--- WHAT IS EXPECTED ---
Tally the lines that contain "pokojowa" and report the total alone.

--- RECORDS ---
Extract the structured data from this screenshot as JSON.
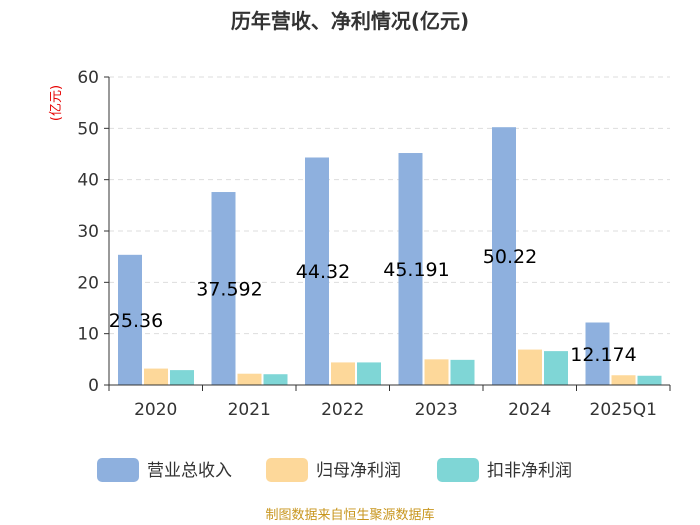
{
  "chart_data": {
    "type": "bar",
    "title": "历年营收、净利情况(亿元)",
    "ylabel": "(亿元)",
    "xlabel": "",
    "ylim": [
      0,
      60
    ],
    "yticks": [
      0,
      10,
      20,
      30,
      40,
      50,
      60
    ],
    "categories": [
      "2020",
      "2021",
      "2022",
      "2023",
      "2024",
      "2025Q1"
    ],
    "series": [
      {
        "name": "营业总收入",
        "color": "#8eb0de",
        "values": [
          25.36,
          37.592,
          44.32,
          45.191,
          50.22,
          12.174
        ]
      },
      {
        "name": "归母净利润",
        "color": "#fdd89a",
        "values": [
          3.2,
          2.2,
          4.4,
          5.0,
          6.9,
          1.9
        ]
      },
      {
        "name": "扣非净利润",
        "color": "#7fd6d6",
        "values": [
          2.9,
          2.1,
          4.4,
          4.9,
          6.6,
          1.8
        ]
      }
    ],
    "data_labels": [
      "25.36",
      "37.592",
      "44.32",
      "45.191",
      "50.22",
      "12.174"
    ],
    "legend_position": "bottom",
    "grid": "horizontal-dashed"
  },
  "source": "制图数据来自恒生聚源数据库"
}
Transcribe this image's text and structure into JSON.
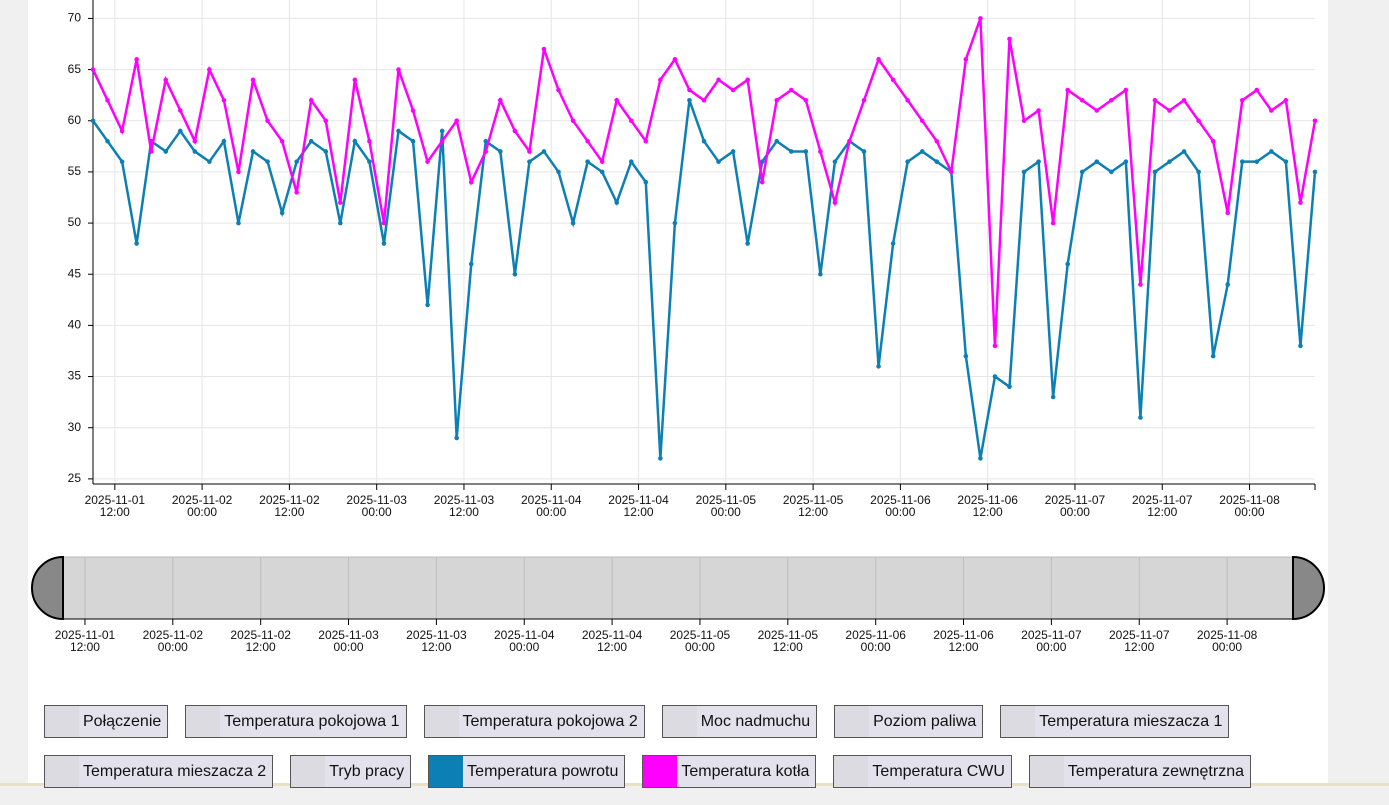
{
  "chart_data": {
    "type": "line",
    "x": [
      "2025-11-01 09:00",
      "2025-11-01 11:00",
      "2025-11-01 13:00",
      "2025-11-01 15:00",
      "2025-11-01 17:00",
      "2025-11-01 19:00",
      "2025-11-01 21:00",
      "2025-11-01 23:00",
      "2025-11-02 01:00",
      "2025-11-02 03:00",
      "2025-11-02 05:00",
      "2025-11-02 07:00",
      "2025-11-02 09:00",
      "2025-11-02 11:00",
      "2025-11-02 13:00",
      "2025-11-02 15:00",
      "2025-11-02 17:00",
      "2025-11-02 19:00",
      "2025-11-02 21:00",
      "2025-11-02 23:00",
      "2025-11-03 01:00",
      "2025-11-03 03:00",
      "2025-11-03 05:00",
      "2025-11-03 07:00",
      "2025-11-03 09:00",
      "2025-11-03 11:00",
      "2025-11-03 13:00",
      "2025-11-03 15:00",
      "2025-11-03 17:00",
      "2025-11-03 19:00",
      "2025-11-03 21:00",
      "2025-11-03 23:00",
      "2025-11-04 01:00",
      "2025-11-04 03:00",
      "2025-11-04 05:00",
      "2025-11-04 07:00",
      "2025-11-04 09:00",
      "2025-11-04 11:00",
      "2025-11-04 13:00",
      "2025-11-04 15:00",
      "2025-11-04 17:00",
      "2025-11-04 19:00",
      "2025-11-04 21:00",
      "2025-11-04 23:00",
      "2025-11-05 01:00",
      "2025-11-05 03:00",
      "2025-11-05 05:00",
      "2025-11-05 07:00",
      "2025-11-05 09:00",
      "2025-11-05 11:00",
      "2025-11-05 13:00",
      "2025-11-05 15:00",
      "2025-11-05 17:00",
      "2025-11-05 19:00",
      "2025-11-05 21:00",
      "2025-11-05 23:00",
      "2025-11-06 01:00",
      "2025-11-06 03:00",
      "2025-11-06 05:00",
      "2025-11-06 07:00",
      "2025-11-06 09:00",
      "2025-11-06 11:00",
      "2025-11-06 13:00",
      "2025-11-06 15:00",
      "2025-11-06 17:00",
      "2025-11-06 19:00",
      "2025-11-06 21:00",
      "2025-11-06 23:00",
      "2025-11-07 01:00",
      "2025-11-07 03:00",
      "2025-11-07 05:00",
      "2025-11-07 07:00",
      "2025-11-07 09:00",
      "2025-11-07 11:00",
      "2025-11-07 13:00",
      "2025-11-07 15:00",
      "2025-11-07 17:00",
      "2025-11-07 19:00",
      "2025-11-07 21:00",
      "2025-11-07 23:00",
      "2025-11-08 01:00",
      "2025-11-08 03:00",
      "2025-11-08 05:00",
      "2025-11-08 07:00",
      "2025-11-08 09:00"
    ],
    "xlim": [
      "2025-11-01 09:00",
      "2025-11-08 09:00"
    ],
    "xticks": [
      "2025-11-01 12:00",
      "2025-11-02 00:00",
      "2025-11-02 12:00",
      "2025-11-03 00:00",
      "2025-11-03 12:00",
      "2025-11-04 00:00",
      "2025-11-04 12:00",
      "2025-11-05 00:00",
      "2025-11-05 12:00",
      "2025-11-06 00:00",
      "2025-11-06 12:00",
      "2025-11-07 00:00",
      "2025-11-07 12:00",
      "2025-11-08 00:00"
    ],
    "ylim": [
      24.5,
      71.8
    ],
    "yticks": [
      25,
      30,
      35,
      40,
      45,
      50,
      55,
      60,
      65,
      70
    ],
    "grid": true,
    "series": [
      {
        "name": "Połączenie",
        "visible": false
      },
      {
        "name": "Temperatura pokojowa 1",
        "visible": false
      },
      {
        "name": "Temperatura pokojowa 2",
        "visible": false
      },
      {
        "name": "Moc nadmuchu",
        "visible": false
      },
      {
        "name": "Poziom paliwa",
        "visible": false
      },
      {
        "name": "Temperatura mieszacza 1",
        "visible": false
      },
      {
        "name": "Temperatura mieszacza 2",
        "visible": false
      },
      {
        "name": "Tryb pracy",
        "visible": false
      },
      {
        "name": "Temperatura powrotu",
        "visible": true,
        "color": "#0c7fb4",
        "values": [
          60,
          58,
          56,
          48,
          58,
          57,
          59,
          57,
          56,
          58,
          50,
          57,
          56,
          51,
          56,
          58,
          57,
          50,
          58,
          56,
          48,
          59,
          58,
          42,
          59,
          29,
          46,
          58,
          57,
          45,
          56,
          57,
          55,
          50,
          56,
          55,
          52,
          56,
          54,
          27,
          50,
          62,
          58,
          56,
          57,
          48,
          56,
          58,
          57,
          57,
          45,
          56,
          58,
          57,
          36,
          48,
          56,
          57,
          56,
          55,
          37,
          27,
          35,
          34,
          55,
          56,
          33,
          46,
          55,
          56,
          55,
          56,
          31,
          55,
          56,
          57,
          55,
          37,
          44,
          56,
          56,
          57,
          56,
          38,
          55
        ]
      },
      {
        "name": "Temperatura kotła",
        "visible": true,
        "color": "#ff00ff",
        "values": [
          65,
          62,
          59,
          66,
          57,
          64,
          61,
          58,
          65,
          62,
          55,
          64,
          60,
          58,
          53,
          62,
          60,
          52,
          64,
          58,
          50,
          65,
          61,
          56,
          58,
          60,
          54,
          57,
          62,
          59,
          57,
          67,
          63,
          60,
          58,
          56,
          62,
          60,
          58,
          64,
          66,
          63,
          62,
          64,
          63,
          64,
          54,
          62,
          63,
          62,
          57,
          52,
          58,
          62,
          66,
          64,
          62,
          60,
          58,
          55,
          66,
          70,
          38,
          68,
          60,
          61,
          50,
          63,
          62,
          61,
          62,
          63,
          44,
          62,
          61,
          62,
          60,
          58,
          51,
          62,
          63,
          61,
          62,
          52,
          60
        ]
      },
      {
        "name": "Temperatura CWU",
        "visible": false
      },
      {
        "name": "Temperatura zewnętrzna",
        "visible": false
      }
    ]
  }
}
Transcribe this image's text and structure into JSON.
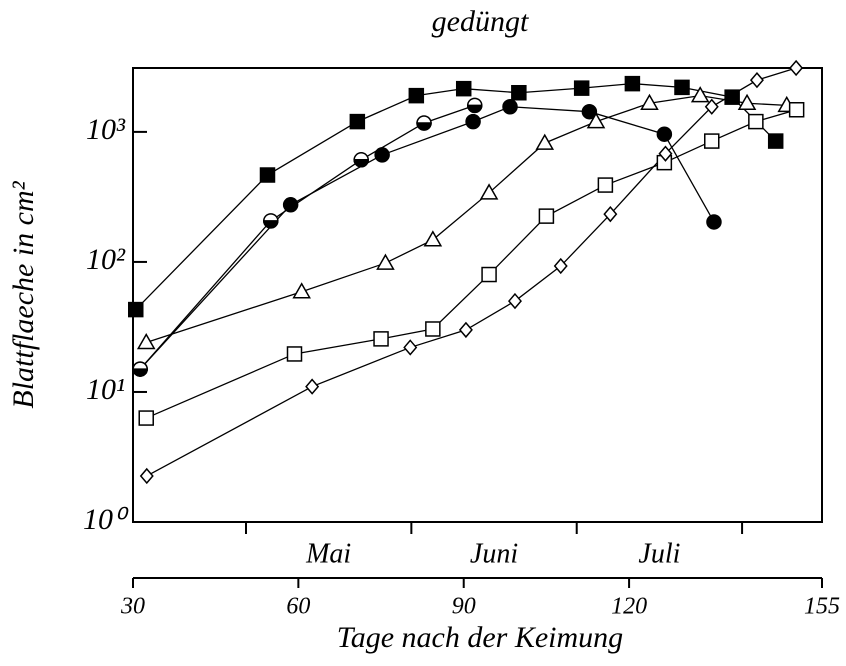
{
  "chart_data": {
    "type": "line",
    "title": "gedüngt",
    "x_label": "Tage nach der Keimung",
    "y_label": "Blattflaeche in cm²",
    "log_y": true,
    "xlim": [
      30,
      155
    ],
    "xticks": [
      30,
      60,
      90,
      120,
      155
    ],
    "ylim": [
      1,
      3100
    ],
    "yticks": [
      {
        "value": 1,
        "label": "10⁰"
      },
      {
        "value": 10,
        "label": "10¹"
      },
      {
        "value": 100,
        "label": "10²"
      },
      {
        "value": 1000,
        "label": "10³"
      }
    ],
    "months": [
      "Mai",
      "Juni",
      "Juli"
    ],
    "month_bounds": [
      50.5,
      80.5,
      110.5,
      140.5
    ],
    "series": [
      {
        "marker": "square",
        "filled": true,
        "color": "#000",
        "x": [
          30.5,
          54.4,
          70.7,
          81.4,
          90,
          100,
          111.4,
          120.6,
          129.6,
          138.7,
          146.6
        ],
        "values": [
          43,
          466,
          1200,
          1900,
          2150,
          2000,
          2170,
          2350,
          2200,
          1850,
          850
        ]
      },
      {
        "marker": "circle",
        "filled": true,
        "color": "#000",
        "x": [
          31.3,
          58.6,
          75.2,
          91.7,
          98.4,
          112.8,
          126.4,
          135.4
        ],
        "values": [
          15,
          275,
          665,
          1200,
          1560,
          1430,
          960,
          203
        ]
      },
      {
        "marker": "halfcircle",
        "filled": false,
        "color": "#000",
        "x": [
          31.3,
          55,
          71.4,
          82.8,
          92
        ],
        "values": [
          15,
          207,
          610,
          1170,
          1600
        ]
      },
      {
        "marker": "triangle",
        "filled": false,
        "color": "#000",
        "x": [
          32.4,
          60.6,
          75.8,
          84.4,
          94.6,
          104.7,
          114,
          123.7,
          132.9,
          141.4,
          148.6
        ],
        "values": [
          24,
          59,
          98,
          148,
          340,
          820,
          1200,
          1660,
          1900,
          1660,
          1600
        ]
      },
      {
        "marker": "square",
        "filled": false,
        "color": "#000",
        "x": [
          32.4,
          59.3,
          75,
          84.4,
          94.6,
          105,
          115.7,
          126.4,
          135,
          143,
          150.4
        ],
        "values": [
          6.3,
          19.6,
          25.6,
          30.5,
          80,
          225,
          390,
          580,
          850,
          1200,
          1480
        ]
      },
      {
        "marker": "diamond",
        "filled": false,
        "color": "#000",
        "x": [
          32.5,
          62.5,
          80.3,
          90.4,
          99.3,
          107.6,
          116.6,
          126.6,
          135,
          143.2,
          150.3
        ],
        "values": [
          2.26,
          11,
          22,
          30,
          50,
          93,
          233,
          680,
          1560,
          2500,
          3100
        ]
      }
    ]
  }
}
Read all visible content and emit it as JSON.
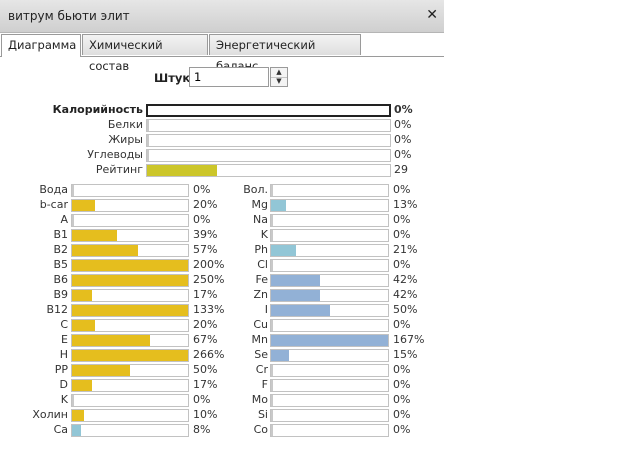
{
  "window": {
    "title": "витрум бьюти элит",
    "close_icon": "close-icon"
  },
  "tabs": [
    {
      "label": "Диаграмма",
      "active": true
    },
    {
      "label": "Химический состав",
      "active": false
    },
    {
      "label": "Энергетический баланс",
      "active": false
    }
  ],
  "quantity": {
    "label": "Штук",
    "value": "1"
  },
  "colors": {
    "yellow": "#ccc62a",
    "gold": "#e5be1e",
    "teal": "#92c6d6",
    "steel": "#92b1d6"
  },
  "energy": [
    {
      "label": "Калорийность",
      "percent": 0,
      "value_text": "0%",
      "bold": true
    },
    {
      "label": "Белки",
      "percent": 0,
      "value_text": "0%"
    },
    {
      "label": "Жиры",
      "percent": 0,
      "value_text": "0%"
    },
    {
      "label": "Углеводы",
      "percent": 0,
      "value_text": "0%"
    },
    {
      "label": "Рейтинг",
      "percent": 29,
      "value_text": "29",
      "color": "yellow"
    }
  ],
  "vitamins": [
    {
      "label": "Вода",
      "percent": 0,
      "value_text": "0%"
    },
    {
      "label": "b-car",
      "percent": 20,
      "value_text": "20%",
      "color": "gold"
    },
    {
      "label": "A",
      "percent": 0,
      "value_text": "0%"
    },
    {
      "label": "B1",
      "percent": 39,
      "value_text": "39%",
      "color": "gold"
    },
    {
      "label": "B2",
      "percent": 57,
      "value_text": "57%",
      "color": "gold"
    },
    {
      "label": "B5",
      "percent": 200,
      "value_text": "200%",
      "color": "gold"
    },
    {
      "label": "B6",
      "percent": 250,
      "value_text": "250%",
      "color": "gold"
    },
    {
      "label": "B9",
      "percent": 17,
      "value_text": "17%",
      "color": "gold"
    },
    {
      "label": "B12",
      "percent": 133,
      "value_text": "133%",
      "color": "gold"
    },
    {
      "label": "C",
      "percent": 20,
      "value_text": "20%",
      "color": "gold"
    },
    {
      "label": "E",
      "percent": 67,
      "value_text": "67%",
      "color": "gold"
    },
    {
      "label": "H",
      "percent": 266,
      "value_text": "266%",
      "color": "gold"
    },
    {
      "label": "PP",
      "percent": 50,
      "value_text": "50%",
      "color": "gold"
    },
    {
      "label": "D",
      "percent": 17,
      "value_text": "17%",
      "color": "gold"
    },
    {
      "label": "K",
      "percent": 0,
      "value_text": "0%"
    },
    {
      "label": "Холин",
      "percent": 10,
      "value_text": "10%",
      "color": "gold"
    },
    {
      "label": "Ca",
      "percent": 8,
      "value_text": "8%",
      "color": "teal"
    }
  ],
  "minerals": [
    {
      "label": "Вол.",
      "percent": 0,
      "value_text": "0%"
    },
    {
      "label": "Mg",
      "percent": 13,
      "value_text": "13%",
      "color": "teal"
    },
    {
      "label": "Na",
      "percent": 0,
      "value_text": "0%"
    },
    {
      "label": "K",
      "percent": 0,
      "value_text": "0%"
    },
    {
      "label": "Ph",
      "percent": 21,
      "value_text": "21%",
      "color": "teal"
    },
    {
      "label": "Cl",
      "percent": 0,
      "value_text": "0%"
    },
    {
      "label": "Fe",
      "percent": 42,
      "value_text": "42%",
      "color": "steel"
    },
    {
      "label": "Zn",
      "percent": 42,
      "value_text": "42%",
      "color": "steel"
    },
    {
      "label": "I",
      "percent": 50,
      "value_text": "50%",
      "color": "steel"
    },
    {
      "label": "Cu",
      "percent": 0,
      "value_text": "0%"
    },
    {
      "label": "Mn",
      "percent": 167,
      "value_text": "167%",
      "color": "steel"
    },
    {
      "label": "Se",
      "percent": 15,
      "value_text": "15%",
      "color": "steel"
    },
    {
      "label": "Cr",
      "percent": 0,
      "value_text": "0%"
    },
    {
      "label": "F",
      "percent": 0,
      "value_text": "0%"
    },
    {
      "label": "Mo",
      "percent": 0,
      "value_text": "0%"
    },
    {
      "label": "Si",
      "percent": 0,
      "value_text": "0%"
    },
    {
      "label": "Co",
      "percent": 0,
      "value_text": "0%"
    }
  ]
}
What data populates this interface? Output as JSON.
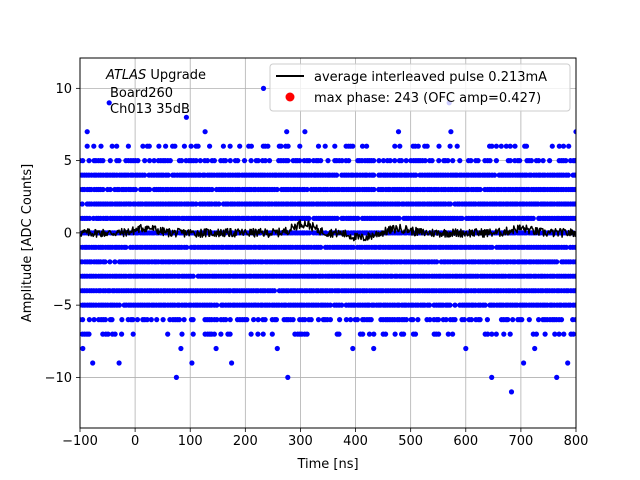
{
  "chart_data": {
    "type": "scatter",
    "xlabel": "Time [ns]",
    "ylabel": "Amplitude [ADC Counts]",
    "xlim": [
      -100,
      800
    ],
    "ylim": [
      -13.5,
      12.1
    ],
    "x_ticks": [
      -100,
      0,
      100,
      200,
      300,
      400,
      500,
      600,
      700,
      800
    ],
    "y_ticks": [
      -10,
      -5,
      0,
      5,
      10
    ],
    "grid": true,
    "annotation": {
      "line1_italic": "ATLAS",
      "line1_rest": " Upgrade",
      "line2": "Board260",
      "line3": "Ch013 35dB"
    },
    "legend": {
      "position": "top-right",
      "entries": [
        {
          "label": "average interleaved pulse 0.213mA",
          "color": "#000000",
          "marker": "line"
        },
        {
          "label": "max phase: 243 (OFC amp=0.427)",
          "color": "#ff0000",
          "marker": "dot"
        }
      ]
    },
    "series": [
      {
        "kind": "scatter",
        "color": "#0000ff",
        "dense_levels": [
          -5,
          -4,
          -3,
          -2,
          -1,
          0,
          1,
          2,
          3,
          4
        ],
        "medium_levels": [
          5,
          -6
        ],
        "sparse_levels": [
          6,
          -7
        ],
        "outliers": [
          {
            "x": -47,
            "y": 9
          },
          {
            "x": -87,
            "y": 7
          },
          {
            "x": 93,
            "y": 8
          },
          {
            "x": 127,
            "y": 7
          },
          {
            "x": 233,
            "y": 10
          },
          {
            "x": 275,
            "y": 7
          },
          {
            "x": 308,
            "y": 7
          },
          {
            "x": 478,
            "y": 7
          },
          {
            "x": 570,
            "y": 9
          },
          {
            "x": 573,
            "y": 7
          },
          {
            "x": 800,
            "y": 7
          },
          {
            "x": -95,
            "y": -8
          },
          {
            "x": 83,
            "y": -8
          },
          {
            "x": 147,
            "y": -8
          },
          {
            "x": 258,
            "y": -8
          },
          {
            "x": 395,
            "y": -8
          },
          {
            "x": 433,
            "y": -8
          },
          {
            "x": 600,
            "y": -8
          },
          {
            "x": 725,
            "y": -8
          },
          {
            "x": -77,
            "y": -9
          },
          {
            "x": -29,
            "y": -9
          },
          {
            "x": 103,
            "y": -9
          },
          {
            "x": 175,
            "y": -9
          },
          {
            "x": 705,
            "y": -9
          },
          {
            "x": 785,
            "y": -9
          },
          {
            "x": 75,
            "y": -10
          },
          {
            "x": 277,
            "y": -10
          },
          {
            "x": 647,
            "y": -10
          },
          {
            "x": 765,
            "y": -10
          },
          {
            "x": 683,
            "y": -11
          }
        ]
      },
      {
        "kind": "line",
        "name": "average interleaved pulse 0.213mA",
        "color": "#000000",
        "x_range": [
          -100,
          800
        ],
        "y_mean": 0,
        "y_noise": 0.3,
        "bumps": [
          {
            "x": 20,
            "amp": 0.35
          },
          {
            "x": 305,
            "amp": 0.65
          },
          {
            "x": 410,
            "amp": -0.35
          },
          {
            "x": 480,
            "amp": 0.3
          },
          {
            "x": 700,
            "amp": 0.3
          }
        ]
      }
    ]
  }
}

--- TASK SOLUTION ---
2